* START Exercise inputs *
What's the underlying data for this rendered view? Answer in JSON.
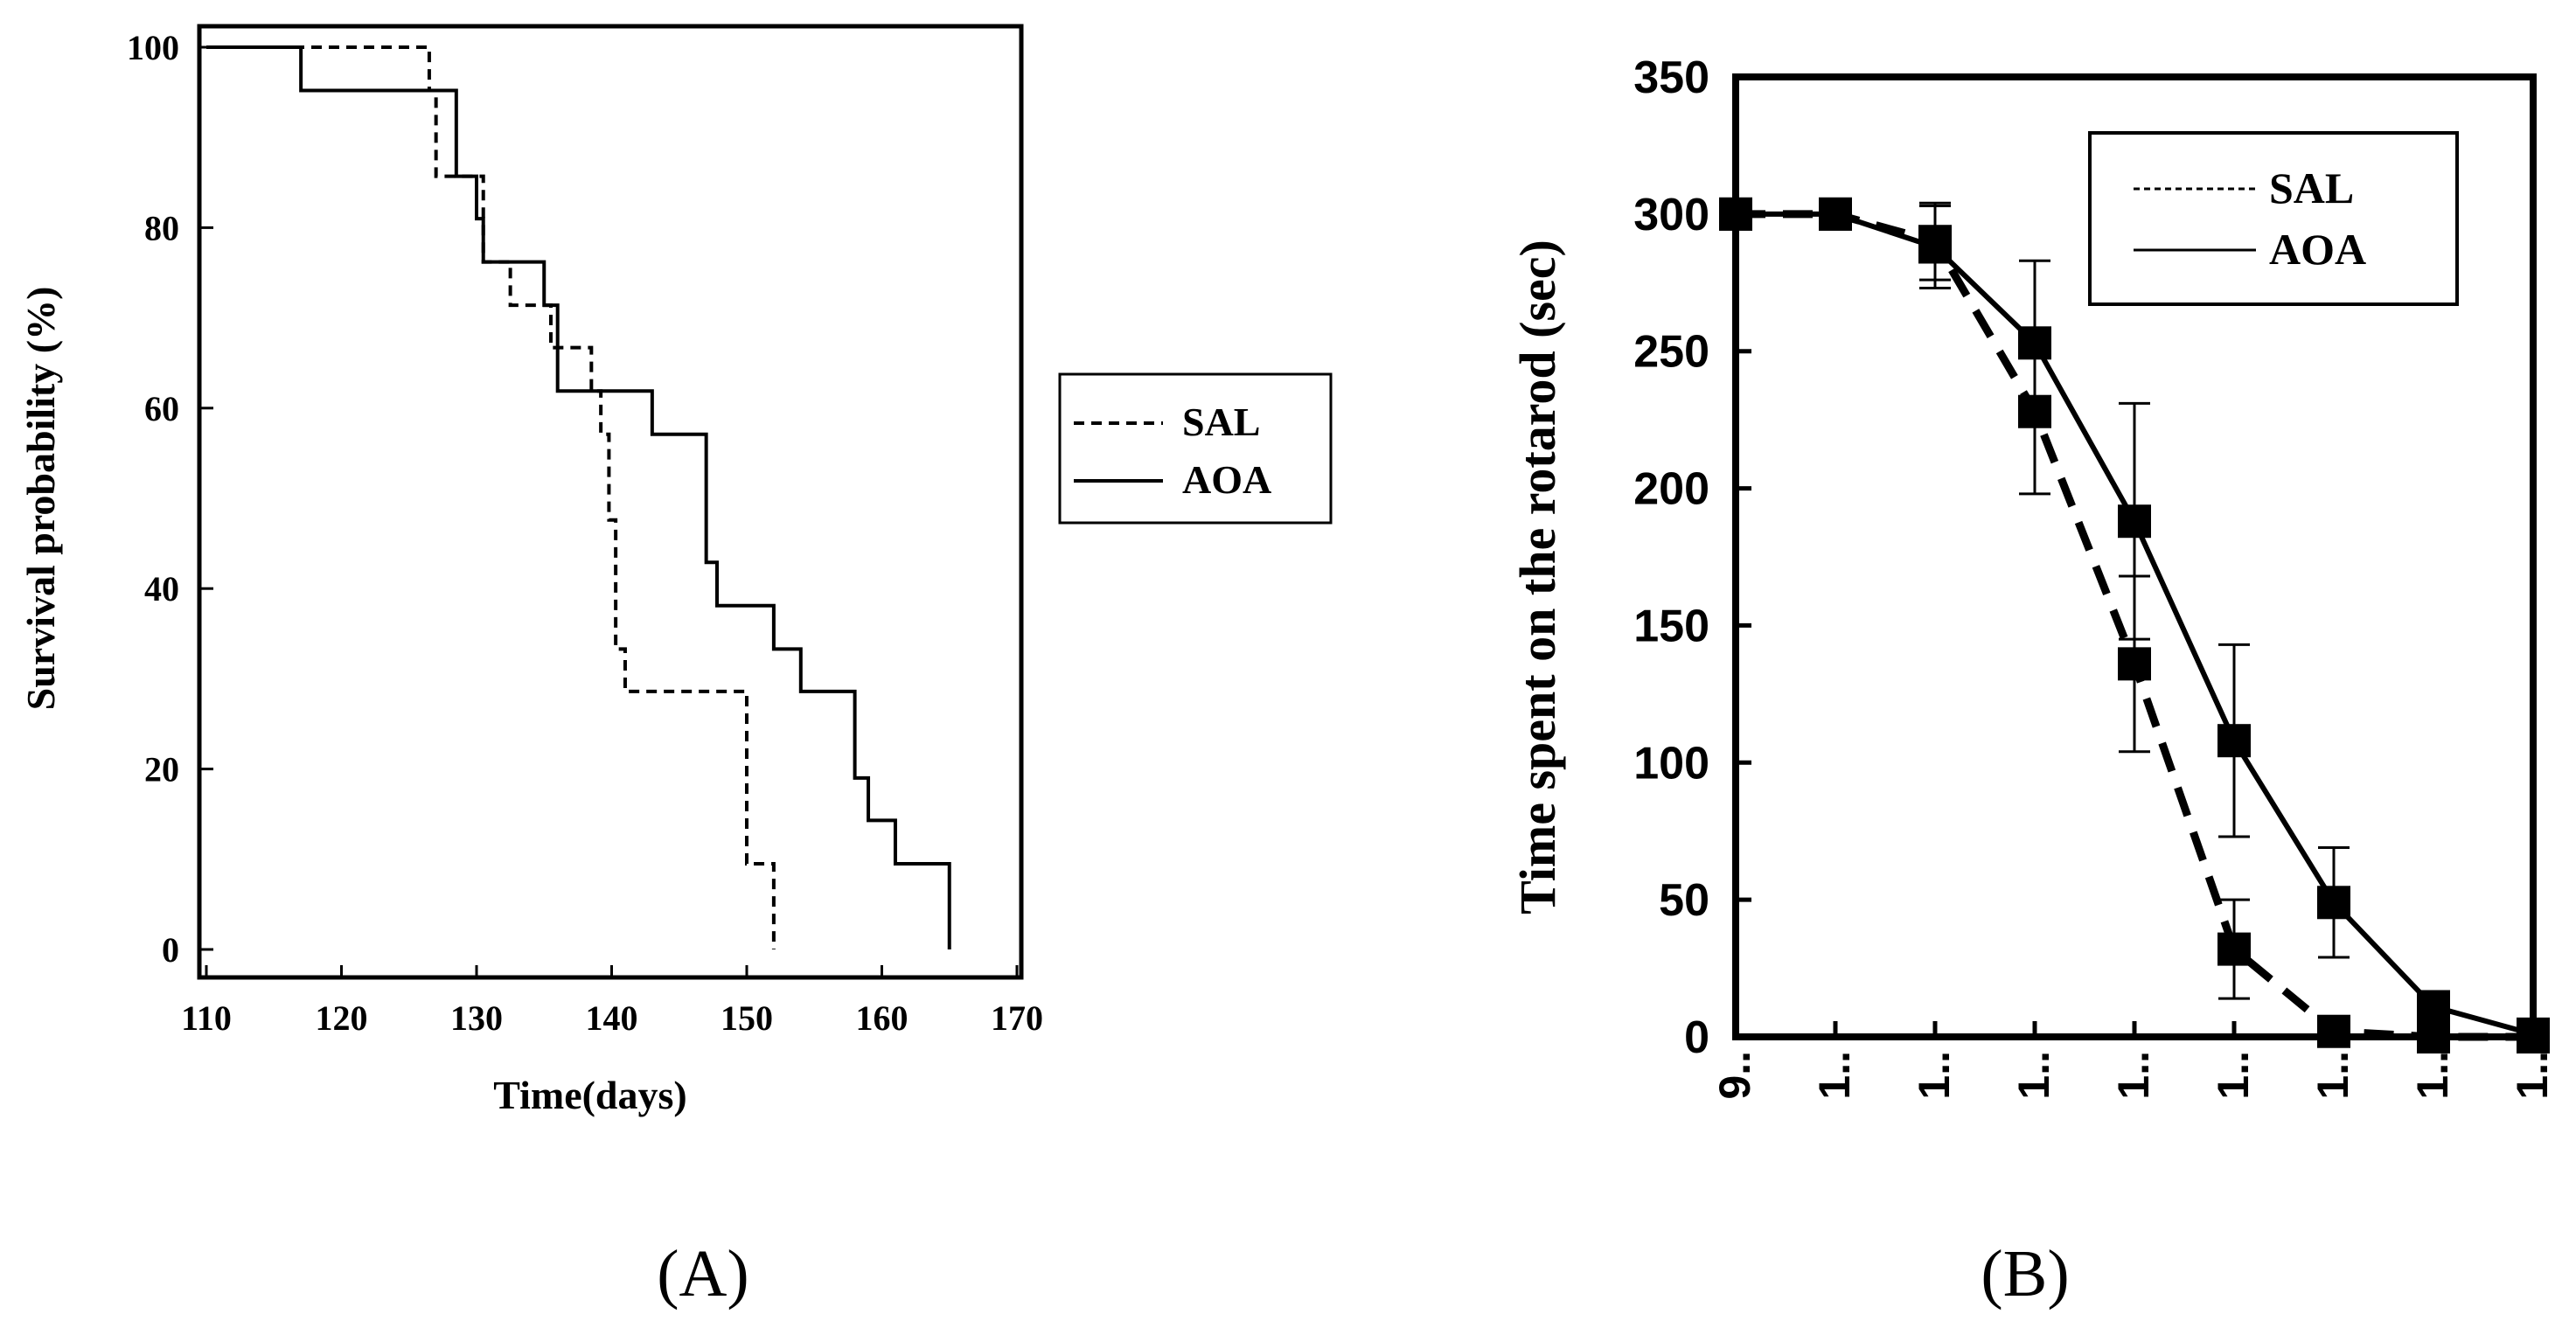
{
  "chart_data": [
    {
      "panel_label": "(A)",
      "type": "line",
      "subtype": "kaplan-meier step",
      "title": "",
      "xlabel": "Time(days)",
      "ylabel": "Survival probability (%)",
      "xlim": [
        110,
        170
      ],
      "ylim": [
        0,
        100
      ],
      "xticks": [
        "110",
        "120",
        "130",
        "140",
        "150",
        "160",
        "170"
      ],
      "yticks": [
        "0",
        "20",
        "40",
        "60",
        "80",
        "100"
      ],
      "legend": {
        "placement": "right-outside",
        "entries": [
          "SAL",
          "AOA"
        ]
      },
      "series": [
        {
          "name": "SAL",
          "style": "dashed",
          "x": [
            110,
            123,
            126.5,
            127,
            130.5,
            132.5,
            135.5,
            138.5,
            139.2,
            139.8,
            140.3,
            141,
            145,
            150,
            151,
            152,
            152
          ],
          "y": [
            100,
            100,
            95.2,
            85.7,
            76.2,
            71.4,
            66.7,
            61.9,
            57.1,
            47.6,
            33.3,
            28.6,
            28.6,
            9.5,
            9.5,
            4.8,
            0
          ]
        },
        {
          "name": "AOA",
          "style": "solid",
          "x": [
            110,
            117,
            127,
            128.5,
            130,
            130.5,
            135,
            136,
            142,
            143,
            147,
            147.8,
            152,
            154,
            158,
            159,
            161,
            165,
            165
          ],
          "y": [
            100,
            95.2,
            95.2,
            85.7,
            81,
            76.2,
            71.4,
            61.9,
            61.9,
            57.1,
            42.9,
            38.1,
            33.3,
            28.6,
            19,
            14.3,
            9.5,
            4.8,
            0
          ]
        }
      ]
    },
    {
      "panel_label": "(B)",
      "type": "line",
      "title": "",
      "xlabel": "",
      "ylabel": "Time spent on the rotarod (sec)",
      "ylim": [
        0,
        350
      ],
      "yticks": [
        "0",
        "50",
        "100",
        "150",
        "200",
        "250",
        "300",
        "350"
      ],
      "categories": [
        "9..",
        "1..",
        "1..",
        "1..",
        "1..",
        "1..",
        "1..",
        "1..",
        "1.."
      ],
      "legend": {
        "placement": "top-right",
        "entries": [
          "SAL",
          "AOA"
        ]
      },
      "series": [
        {
          "name": "SAL",
          "style": "dashed",
          "x": [
            0,
            1,
            2,
            3,
            4,
            5,
            6,
            7,
            8
          ],
          "values": [
            300,
            300,
            290,
            228,
            136,
            32,
            2,
            0,
            0
          ],
          "error": [
            0,
            0,
            14,
            30,
            32,
            18,
            0,
            0,
            0
          ]
        },
        {
          "name": "AOA",
          "style": "solid",
          "x": [
            0,
            1,
            2,
            3,
            4,
            5,
            6,
            7,
            8
          ],
          "values": [
            300,
            300,
            288,
            253,
            188,
            108,
            49,
            11,
            1
          ],
          "error": [
            0,
            0,
            15,
            30,
            43,
            35,
            20,
            0,
            0
          ]
        }
      ]
    }
  ]
}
* END Exercise inputs *
Pictures in the records above are not copied; print everything else exactly.

- Exercise response -
What's the underlying data for this rendered view? Answer in JSON.
{
  "chart_data": [
    {
      "panel_label": "(A)",
      "type": "line",
      "subtype": "kaplan-meier step",
      "title": "",
      "xlabel": "Time(days)",
      "ylabel": "Survival probability (%)",
      "xlim": [
        110,
        170
      ],
      "ylim": [
        0,
        100
      ],
      "xticks": [
        "110",
        "120",
        "130",
        "140",
        "150",
        "160",
        "170"
      ],
      "yticks": [
        "0",
        "20",
        "40",
        "60",
        "80",
        "100"
      ],
      "legend": {
        "placement": "right-outside",
        "entries": [
          "SAL",
          "AOA"
        ]
      },
      "series": [
        {
          "name": "SAL",
          "style": "dashed",
          "x": [
            110,
            123,
            126.5,
            127,
            130.5,
            132.5,
            135.5,
            138.5,
            139.2,
            139.8,
            140.3,
            141,
            145,
            150,
            151,
            152,
            152
          ],
          "y": [
            100,
            100,
            95.2,
            85.7,
            76.2,
            71.4,
            66.7,
            61.9,
            57.1,
            47.6,
            33.3,
            28.6,
            28.6,
            9.5,
            9.5,
            4.8,
            0
          ]
        },
        {
          "name": "AOA",
          "style": "solid",
          "x": [
            110,
            117,
            127,
            128.5,
            130,
            130.5,
            135,
            136,
            142,
            143,
            147,
            147.8,
            152,
            154,
            158,
            159,
            161,
            165,
            165
          ],
          "y": [
            100,
            95.2,
            95.2,
            85.7,
            81,
            76.2,
            71.4,
            61.9,
            61.9,
            57.1,
            42.9,
            38.1,
            33.3,
            28.6,
            19,
            14.3,
            9.5,
            4.8,
            0
          ]
        }
      ]
    },
    {
      "panel_label": "(B)",
      "type": "line",
      "title": "",
      "xlabel": "",
      "ylabel": "Time spent on the rotarod (sec)",
      "ylim": [
        0,
        350
      ],
      "yticks": [
        "0",
        "50",
        "100",
        "150",
        "200",
        "250",
        "300",
        "350"
      ],
      "categories": [
        "9..",
        "1..",
        "1..",
        "1..",
        "1..",
        "1..",
        "1..",
        "1..",
        "1.."
      ],
      "legend": {
        "placement": "top-right",
        "entries": [
          "SAL",
          "AOA"
        ]
      },
      "series": [
        {
          "name": "SAL",
          "style": "dashed",
          "x": [
            0,
            1,
            2,
            3,
            4,
            5,
            6,
            7,
            8
          ],
          "values": [
            300,
            300,
            290,
            228,
            136,
            32,
            2,
            0,
            0
          ],
          "error": [
            0,
            0,
            14,
            30,
            32,
            18,
            0,
            0,
            0
          ]
        },
        {
          "name": "AOA",
          "style": "solid",
          "x": [
            0,
            1,
            2,
            3,
            4,
            5,
            6,
            7,
            8
          ],
          "values": [
            300,
            300,
            288,
            253,
            188,
            108,
            49,
            11,
            1
          ],
          "error": [
            0,
            0,
            15,
            30,
            43,
            35,
            20,
            0,
            0
          ]
        }
      ]
    }
  ]
}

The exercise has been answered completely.